→ Written problem: Copy out exactly every line from the line containing "Read out every word on this page." until the records below end, inclusive of both boundary lines.

→ Rows:

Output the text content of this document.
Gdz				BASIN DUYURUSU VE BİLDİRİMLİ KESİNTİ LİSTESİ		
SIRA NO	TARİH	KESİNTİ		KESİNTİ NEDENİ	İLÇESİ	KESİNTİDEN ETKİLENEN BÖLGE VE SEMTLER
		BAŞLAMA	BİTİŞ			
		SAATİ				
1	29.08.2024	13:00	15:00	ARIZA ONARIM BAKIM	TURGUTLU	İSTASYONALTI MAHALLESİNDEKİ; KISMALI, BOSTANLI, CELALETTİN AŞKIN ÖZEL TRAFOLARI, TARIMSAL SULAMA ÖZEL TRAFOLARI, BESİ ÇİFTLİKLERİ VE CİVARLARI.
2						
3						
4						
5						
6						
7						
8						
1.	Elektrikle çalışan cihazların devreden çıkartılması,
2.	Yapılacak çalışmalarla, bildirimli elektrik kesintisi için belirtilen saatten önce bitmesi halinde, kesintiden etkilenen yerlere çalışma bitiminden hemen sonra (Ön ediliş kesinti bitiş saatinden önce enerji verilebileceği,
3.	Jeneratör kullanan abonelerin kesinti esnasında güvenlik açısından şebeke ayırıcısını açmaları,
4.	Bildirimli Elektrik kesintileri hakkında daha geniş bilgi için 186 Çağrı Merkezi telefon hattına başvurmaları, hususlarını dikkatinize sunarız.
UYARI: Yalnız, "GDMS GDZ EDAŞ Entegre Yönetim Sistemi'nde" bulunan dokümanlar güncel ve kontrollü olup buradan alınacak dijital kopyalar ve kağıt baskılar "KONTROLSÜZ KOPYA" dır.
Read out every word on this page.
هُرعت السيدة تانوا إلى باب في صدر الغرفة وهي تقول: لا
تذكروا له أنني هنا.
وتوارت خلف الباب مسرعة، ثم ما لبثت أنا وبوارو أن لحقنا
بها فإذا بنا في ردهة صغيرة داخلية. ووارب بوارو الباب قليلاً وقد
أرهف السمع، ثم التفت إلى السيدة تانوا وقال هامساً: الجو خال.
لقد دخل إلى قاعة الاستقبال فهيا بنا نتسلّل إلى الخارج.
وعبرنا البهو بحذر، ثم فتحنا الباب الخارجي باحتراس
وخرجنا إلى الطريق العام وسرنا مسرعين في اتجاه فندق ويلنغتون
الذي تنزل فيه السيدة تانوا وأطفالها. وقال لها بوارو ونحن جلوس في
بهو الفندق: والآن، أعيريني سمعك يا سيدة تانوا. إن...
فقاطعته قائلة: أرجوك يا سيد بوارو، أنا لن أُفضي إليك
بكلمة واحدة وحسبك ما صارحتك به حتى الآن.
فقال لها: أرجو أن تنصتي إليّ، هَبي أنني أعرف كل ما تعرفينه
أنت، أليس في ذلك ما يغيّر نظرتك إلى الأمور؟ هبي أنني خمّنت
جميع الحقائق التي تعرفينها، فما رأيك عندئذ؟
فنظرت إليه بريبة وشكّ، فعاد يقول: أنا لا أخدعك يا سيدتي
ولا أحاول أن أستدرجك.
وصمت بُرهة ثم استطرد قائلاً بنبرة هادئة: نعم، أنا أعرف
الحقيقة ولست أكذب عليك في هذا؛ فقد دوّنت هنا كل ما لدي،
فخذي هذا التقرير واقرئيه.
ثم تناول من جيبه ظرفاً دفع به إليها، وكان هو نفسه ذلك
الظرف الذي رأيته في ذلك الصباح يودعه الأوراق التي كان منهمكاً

→ Exercise solution:
Read out every word on this page.
هُرعت السيدة تانوا إلى باب في صدر الغرفة وهي تقول: لا
تذكروا له أنني هنا.
وتوارت خلف الباب مسرعة، ثم ما لبثت أنا وبوارو أن لحقنا
بها فإذا بنا في ردهة صغيرة داخلية. ووارب بوارو الباب قليلاً وقد
أرهف السمع، ثم التفت إلى السيدة تانوا وقال هامساً: الجو خال.
لقد دخل إلى قاعة الاستقبال فهيا بنا نتسلّل إلى الخارج.
وعبرنا البهو بحذر، ثم فتحنا الباب الخارجي باحتراس
وخرجنا إلى الطريق العام وسرنا مسرعين في اتجاه فندق ويلنغتون
الذي تنزل فيه السيدة تانوا وأطفالها. وقال لها بوارو ونحن جلوس في
بهو الفندق: والآن، أعيريني سمعك يا سيدة تانوا. إن...
فقاطعته قائلة: أرجوك يا سيد بوارو، أنا لن أُفضي إليك
بكلمة واحدة وحسبك ما صارحتك به حتى الآن.
فقال لها: أرجو أن تنصتي إليّ، هَبي أنني أعرف كل ما تعرفينه
أنت، أليس في ذلك ما يغيّر نظرتك إلى الأمور؟ هبي أنني خمّنت
جميع الحقائق التي تعرفينها، فما رأيك عندئذ؟
فنظرت إليه بريبة وشكّ، فعاد يقول: أنا لا أخدعك يا سيدتي
ولا أحاول أن أستدرجك.
وصمت بُرهة ثم استطرد قائلاً بنبرة هادئة: نعم، أنا أعرف
الحقيقة ولست أكذب عليك في هذا؛ فقد دوّنت هنا كل ما لدي،
فخذي هذا التقرير واقرئيه.
ثم تناول من جيبه ظرفاً دفع به إليها، وكان هو نفسه ذلك
الظرف الذي رأيته في ذلك الصباح يودعه الأوراق التي كان منهمكاً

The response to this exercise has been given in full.